Stored data entries:
_ _ _ _ _

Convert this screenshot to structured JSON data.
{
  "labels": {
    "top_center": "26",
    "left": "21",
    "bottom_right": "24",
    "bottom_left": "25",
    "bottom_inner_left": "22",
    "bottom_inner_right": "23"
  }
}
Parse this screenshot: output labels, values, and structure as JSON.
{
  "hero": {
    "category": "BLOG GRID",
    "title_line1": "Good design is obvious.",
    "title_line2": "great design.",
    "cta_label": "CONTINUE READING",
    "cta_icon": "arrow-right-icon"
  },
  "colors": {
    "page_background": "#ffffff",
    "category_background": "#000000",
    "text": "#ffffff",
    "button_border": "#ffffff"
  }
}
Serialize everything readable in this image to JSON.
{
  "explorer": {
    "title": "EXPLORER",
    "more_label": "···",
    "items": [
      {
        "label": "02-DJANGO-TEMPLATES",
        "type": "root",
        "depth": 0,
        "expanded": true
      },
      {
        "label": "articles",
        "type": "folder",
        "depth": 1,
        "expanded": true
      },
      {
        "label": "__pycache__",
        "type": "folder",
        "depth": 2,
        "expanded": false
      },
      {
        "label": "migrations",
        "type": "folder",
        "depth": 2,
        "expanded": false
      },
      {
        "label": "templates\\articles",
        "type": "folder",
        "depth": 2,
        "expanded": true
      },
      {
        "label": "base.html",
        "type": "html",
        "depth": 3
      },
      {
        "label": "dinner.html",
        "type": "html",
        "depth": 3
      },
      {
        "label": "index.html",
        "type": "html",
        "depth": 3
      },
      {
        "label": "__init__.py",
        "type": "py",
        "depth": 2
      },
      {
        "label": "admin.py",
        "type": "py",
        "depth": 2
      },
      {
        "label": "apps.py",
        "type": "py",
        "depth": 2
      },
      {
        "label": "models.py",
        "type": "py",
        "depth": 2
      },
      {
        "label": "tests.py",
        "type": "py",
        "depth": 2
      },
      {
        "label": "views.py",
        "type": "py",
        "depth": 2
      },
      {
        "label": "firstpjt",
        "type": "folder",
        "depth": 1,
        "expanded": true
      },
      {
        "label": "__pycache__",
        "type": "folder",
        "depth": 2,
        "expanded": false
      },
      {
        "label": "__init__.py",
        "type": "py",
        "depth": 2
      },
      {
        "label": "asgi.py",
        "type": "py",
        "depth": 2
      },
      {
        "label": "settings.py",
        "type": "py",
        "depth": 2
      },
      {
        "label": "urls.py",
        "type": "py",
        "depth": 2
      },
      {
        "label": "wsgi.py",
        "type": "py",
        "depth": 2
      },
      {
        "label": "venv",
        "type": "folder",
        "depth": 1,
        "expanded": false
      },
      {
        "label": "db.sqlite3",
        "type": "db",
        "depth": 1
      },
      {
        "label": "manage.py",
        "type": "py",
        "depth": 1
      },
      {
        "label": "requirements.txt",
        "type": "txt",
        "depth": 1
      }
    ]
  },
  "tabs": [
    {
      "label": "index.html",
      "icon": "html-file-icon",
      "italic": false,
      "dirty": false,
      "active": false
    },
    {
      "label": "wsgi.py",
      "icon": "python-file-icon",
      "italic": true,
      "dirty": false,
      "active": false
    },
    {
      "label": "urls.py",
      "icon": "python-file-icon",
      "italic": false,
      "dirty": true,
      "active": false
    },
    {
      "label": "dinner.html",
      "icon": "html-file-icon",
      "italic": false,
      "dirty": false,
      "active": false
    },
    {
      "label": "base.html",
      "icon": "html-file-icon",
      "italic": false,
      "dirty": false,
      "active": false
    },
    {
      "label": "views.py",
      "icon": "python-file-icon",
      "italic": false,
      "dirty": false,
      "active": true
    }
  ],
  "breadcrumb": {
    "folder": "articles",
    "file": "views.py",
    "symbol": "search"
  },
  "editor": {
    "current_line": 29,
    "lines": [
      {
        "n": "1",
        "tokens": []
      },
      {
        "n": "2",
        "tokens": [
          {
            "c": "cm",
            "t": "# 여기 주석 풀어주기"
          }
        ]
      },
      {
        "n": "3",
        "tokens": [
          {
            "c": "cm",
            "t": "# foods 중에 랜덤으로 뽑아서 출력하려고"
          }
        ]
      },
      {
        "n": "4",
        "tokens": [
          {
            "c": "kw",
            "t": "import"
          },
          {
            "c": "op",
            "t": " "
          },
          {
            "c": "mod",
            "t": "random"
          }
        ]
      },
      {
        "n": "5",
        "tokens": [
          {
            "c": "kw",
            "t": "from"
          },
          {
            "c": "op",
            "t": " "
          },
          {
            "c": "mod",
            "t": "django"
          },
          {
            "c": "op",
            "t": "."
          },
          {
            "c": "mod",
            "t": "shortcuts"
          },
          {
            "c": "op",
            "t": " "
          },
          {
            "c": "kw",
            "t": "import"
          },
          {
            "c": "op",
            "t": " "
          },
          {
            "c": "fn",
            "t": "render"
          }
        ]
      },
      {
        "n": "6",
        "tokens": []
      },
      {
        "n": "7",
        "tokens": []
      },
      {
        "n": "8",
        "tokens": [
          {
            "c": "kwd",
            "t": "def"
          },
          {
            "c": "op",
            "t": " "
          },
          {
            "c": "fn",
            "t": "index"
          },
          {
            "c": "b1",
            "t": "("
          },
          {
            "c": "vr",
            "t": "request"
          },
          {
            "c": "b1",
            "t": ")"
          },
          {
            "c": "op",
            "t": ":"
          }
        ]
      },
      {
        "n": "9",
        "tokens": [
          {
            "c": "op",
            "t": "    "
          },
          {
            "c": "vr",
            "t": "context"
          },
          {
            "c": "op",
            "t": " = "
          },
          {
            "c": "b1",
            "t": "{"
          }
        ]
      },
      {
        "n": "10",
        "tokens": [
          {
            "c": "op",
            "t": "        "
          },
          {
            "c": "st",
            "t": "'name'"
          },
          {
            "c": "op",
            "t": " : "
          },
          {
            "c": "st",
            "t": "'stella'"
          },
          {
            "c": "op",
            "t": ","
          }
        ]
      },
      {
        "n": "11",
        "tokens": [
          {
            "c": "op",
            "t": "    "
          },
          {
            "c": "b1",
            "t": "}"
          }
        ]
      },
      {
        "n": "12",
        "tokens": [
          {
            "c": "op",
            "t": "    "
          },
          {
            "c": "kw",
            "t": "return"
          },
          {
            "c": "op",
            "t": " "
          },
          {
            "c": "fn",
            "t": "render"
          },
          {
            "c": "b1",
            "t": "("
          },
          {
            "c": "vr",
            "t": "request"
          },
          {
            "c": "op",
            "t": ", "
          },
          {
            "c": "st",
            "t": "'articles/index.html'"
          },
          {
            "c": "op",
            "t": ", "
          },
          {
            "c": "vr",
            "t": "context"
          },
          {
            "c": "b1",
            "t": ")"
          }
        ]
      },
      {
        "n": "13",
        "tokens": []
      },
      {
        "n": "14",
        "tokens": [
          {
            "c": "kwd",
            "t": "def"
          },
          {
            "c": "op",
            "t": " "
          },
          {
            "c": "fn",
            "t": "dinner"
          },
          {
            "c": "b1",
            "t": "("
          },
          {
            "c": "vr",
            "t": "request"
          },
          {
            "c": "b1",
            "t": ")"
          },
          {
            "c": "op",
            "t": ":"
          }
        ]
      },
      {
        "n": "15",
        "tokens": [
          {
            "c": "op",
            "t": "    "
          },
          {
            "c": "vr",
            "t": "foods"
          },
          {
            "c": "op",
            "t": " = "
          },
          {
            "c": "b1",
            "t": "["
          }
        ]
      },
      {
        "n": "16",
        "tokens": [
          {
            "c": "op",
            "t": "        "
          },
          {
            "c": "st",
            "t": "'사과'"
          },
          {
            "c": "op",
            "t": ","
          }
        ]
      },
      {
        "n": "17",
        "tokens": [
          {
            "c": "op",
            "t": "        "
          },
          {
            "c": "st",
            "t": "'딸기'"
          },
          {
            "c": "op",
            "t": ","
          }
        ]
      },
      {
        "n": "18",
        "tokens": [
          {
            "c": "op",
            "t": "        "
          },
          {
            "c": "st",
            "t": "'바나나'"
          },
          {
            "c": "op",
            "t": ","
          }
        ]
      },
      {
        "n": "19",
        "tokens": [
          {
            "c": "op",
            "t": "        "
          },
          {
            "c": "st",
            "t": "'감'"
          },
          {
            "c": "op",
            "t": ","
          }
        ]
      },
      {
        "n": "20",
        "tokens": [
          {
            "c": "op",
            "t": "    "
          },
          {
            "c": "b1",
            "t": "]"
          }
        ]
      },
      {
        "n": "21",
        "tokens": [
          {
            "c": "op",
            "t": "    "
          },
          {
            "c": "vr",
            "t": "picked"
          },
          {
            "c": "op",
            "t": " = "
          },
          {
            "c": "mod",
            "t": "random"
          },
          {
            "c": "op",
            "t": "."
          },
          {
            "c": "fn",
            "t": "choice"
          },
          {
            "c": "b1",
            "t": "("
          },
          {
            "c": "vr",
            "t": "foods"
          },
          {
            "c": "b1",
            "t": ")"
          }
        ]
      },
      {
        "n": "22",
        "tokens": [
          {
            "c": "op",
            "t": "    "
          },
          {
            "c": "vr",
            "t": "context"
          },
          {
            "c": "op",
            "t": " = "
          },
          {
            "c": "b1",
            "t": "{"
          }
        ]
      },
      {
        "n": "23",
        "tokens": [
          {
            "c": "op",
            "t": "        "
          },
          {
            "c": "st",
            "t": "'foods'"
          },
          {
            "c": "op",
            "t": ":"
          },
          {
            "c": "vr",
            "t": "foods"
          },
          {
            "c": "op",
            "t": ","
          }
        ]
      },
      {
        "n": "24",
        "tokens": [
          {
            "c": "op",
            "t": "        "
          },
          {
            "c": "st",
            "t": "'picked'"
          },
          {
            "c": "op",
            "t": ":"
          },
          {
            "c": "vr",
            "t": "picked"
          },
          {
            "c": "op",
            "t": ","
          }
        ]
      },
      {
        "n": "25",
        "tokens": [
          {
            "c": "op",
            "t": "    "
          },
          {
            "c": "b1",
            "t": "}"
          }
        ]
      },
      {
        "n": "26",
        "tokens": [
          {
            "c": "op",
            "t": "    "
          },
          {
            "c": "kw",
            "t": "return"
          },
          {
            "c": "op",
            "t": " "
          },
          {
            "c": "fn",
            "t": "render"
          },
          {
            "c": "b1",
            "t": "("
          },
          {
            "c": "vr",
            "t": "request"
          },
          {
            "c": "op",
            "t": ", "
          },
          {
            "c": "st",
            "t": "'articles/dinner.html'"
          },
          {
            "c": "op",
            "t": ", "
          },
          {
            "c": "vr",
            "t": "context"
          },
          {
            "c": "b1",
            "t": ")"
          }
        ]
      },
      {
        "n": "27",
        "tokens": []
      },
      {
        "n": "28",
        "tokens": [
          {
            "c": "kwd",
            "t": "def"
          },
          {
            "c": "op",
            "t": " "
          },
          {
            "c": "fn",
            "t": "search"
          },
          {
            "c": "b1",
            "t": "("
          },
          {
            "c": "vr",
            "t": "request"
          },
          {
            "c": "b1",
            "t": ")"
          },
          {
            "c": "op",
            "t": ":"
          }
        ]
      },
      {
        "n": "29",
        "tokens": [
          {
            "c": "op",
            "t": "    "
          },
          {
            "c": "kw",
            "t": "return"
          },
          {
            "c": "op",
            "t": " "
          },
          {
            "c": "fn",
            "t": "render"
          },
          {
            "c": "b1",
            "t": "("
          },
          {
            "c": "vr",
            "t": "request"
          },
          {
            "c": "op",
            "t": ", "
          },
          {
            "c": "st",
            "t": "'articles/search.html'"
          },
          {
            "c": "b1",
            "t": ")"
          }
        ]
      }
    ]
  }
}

_ _ _ _ _

WHAT TO PRODUCE –
Gather all lines with the string "this" from the data.

RESPONSE TO THE TASK –
Convert this screenshot to structured JSON data.
Parse this screenshot: output labels, values, and structure as JSON.
Serialize everything readable in this image to JSON.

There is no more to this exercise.